#### THE PROBLEM
Filter the entries below, keeping every line that has the word "recognized".

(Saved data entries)
◆ ◆ ◆

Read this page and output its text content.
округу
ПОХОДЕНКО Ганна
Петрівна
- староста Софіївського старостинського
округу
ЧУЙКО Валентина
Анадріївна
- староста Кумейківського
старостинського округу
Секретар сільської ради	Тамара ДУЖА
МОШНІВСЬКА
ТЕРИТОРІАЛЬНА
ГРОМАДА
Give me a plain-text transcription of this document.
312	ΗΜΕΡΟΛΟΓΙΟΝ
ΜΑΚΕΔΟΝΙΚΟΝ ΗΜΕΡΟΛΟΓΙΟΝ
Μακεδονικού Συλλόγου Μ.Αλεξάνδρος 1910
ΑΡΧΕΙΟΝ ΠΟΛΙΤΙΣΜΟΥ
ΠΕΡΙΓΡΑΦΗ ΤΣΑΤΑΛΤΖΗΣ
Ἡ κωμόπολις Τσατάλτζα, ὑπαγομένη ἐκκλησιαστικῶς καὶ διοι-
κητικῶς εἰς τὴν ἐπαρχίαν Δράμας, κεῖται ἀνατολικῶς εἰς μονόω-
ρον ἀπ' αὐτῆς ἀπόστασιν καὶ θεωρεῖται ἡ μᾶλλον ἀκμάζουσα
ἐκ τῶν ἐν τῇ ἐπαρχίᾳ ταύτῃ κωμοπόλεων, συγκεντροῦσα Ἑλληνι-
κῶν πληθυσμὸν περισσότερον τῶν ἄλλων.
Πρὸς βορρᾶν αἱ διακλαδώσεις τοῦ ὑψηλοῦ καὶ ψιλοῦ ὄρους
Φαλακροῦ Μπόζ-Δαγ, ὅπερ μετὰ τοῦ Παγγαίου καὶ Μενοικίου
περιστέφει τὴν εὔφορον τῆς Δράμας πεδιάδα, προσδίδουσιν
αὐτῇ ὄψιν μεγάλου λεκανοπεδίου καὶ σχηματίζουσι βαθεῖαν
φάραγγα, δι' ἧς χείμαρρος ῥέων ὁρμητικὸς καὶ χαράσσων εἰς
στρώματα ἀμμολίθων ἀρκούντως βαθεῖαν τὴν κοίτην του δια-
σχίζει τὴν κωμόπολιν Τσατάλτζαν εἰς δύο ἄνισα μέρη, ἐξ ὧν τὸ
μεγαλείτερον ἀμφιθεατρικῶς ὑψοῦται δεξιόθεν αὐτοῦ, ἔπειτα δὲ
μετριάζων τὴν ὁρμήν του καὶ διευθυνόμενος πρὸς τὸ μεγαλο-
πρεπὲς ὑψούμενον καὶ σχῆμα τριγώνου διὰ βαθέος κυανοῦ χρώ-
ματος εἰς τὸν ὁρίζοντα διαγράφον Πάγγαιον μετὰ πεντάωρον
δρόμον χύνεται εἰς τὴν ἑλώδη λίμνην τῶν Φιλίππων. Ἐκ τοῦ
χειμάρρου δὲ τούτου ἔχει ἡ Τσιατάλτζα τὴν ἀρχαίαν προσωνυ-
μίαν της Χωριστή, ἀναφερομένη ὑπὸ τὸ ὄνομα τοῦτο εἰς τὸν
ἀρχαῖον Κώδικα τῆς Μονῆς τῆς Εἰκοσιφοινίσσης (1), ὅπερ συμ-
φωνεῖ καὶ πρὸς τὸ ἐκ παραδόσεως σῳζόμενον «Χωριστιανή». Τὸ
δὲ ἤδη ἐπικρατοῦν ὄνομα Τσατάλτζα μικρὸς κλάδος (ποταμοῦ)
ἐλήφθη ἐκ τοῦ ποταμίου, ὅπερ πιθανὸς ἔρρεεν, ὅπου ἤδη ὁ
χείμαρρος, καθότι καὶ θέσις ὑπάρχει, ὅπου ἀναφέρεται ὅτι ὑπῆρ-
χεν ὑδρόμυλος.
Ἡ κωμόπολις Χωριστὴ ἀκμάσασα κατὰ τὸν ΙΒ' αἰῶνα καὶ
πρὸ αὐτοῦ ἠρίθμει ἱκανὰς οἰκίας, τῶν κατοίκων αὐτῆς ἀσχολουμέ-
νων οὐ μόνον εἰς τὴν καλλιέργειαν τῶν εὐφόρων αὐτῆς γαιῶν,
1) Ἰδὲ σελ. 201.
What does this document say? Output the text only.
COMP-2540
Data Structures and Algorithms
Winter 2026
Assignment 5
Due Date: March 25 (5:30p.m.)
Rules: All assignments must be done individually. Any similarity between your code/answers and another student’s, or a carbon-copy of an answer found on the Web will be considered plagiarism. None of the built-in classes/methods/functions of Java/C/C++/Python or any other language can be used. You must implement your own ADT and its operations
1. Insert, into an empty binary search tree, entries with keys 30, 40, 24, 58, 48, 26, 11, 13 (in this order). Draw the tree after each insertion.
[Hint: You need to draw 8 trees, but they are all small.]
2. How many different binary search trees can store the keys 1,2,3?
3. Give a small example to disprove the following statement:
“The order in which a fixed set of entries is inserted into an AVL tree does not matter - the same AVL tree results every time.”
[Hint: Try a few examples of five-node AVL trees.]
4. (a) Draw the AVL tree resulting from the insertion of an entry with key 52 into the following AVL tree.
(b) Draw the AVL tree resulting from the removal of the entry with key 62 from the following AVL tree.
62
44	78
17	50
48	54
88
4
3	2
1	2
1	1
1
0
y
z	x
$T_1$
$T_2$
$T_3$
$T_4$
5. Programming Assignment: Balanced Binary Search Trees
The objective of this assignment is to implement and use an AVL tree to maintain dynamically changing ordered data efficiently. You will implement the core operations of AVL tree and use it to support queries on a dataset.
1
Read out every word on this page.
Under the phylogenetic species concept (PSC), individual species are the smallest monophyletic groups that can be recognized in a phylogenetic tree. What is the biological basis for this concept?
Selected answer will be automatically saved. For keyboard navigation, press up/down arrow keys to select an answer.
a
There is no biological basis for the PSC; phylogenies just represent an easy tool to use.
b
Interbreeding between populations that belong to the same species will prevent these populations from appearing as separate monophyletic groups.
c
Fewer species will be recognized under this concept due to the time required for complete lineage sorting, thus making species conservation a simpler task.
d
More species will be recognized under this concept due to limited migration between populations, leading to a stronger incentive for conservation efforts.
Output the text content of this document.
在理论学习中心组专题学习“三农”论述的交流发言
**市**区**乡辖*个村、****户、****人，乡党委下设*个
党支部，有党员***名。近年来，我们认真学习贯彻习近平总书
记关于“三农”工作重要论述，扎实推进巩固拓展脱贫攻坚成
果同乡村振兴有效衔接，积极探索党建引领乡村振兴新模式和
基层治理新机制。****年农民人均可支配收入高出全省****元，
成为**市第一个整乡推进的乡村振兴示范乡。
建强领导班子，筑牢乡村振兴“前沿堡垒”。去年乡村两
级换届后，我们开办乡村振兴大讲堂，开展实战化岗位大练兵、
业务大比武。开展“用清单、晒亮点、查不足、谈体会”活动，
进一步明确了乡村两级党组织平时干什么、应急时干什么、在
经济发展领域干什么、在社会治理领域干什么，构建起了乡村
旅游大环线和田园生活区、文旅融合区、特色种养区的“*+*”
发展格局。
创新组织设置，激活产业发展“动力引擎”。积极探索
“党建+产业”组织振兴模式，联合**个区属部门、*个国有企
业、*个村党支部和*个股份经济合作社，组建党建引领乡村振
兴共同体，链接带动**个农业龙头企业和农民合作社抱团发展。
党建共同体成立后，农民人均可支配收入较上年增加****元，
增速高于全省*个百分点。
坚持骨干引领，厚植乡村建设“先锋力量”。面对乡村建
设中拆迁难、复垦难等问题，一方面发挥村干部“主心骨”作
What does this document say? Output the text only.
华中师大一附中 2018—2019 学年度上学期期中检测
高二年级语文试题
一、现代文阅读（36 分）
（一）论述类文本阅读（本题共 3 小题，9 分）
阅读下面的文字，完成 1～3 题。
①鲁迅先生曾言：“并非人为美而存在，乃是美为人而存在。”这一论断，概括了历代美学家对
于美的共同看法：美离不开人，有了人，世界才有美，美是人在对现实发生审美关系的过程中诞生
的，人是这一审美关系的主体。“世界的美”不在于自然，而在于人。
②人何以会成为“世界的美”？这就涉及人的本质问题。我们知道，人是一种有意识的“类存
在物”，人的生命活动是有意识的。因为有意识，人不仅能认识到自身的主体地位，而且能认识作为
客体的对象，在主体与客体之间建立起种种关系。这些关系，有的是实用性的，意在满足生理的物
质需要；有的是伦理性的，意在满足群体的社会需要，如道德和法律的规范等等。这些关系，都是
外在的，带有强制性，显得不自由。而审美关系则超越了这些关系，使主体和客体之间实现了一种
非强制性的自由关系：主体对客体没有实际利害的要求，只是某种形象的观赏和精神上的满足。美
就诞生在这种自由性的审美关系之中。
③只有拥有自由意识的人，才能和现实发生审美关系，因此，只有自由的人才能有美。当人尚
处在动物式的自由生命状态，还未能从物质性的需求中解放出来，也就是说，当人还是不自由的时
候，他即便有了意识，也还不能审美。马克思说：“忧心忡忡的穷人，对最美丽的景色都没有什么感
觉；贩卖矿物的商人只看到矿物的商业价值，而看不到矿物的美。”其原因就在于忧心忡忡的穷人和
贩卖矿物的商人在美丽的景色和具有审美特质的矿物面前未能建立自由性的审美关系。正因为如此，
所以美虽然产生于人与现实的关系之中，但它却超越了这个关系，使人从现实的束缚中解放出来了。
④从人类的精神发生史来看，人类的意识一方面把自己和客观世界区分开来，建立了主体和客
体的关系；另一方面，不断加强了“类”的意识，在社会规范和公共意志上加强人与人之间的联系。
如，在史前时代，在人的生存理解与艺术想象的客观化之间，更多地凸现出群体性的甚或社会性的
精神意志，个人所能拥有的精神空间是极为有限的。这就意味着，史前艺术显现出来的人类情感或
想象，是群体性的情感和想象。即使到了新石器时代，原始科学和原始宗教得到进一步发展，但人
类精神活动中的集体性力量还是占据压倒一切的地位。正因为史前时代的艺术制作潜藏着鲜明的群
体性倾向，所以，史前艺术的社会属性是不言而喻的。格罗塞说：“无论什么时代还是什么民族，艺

◆ ◆ ◆

#### OUTPUT FOR THIS TASK
Under the phylogenetic species concept (PSC), individual species are the smallest monophyletic groups that can be recognized in a phylogenetic tree. What is the biological basis for this concept?
Fewer species will be recognized under this concept due to the time required for complete lineage sorting, thus making species conservation a simpler task.
More species will be recognized under this concept due to limited migration between populations, leading to a stronger incentive for conservation efforts.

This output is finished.